◆ Stated task
Restate each of the lines below word for word and drop every picture.

Data entries
■ ■ ■

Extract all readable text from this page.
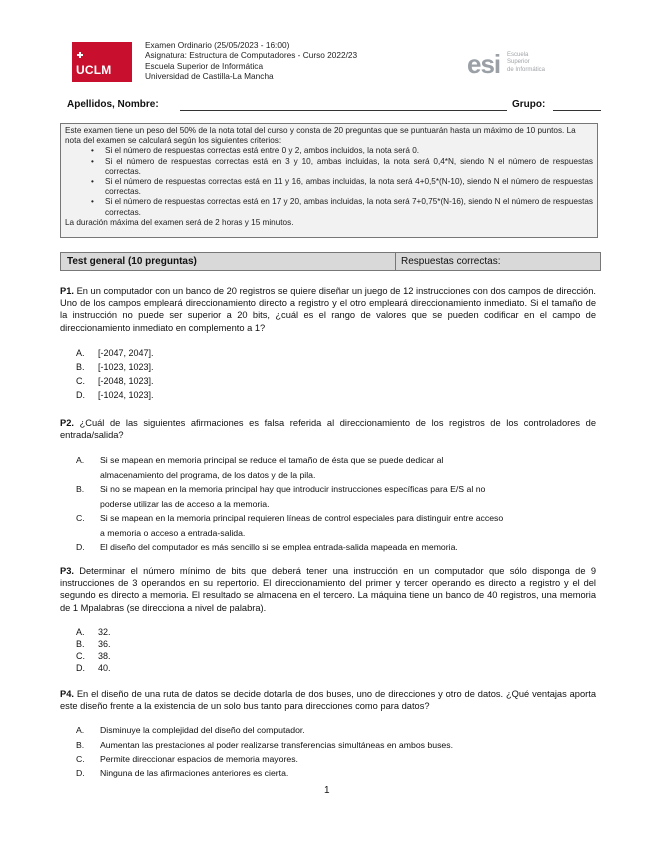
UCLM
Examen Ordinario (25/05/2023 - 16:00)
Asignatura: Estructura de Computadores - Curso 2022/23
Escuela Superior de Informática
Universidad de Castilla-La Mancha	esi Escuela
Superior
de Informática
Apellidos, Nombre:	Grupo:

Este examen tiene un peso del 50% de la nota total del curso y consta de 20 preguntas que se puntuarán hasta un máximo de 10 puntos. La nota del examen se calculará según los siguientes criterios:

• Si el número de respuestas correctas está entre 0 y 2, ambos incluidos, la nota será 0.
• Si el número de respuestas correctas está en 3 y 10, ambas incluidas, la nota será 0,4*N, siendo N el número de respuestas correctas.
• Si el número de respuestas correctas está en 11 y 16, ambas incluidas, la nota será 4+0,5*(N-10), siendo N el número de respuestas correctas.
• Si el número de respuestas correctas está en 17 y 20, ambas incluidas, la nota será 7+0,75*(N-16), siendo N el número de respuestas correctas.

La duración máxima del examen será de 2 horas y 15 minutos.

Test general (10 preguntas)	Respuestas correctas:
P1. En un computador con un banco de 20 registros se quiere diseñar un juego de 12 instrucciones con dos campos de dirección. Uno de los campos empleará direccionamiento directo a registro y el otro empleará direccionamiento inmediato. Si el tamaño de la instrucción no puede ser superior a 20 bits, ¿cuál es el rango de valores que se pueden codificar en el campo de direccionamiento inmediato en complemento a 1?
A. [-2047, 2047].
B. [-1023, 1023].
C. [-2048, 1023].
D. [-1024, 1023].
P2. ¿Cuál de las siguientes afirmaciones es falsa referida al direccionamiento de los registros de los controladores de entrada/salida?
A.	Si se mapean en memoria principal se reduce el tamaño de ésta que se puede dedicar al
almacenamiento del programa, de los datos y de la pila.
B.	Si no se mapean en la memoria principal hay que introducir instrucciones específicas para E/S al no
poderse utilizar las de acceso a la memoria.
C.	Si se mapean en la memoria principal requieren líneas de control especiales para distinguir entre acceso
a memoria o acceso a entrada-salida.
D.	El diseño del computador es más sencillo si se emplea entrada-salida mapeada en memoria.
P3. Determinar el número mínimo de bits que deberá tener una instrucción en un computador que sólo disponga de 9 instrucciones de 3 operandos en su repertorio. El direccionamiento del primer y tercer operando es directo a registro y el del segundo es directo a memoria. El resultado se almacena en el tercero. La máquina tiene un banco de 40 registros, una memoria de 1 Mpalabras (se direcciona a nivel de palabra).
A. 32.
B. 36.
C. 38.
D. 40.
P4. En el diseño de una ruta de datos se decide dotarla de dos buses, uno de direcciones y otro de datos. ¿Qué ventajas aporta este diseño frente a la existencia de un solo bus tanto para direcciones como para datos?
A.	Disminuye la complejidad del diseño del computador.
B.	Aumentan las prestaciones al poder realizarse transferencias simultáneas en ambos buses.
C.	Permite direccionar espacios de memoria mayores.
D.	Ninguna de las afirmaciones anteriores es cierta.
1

■ ■ ■

◆ Response
Extract all readable text from this page.
UCLM
Examen Ordinario (25/05/2023 - 16:00)
Asignatura: Estructura de Computadores - Curso 2022/23
Escuela Superior de Informática
Universidad de Castilla-La Mancha	esi Escuela
Superior
de Informática
Apellidos, Nombre:	Grupo:

Este examen tiene un peso del 50% de la nota total del curso y consta de 20 preguntas que se puntuarán hasta un máximo de 10 puntos. La nota del examen se calculará según los siguientes criterios:

• Si el número de respuestas correctas está entre 0 y 2, ambos incluidos, la nota será 0.
• Si el número de respuestas correctas está en 3 y 10, ambas incluidas, la nota será 0,4*N, siendo N el número de respuestas correctas.
• Si el número de respuestas correctas está en 11 y 16, ambas incluidas, la nota será 4+0,5*(N-10), siendo N el número de respuestas correctas.
• Si el número de respuestas correctas está en 17 y 20, ambas incluidas, la nota será 7+0,75*(N-16), siendo N el número de respuestas correctas.

La duración máxima del examen será de 2 horas y 15 minutos.

Test general (10 preguntas)	Respuestas correctas:
P1. En un computador con un banco de 20 registros se quiere diseñar un juego de 12 instrucciones con dos campos de dirección. Uno de los campos empleará direccionamiento directo a registro y el otro empleará direccionamiento inmediato. Si el tamaño de la instrucción no puede ser superior a 20 bits, ¿cuál es el rango de valores que se pueden codificar en el campo de direccionamiento inmediato en complemento a 1?
A. [-2047, 2047].
B. [-1023, 1023].
C. [-2048, 1023].
D. [-1024, 1023].
P2. ¿Cuál de las siguientes afirmaciones es falsa referida al direccionamiento de los registros de los controladores de entrada/salida?
A.	Si se mapean en memoria principal se reduce el tamaño de ésta que se puede dedicar al
almacenamiento del programa, de los datos y de la pila.
B.	Si no se mapean en la memoria principal hay que introducir instrucciones específicas para E/S al no
poderse utilizar las de acceso a la memoria.
C.	Si se mapean en la memoria principal requieren líneas de control especiales para distinguir entre acceso
a memoria o acceso a entrada-salida.
D.	El diseño del computador es más sencillo si se emplea entrada-salida mapeada en memoria.
P3. Determinar el número mínimo de bits que deberá tener una instrucción en un computador que sólo disponga de 9 instrucciones de 3 operandos en su repertorio. El direccionamiento del primer y tercer operando es directo a registro y el del segundo es directo a memoria. El resultado se almacena en el tercero. La máquina tiene un banco de 40 registros, una memoria de 1 Mpalabras (se direcciona a nivel de palabra).
A. 32.
B. 36.
C. 38.
D. 40.
P4. En el diseño de una ruta de datos se decide dotarla de dos buses, uno de direcciones y otro de datos. ¿Qué ventajas aporta este diseño frente a la existencia de un solo bus tanto para direcciones como para datos?
A.	Disminuye la complejidad del diseño del computador.
B.	Aumentan las prestaciones al poder realizarse transferencias simultáneas en ambos buses.
C.	Permite direccionar espacios de memoria mayores.
D.	Ninguna de las afirmaciones anteriores es cierta.
1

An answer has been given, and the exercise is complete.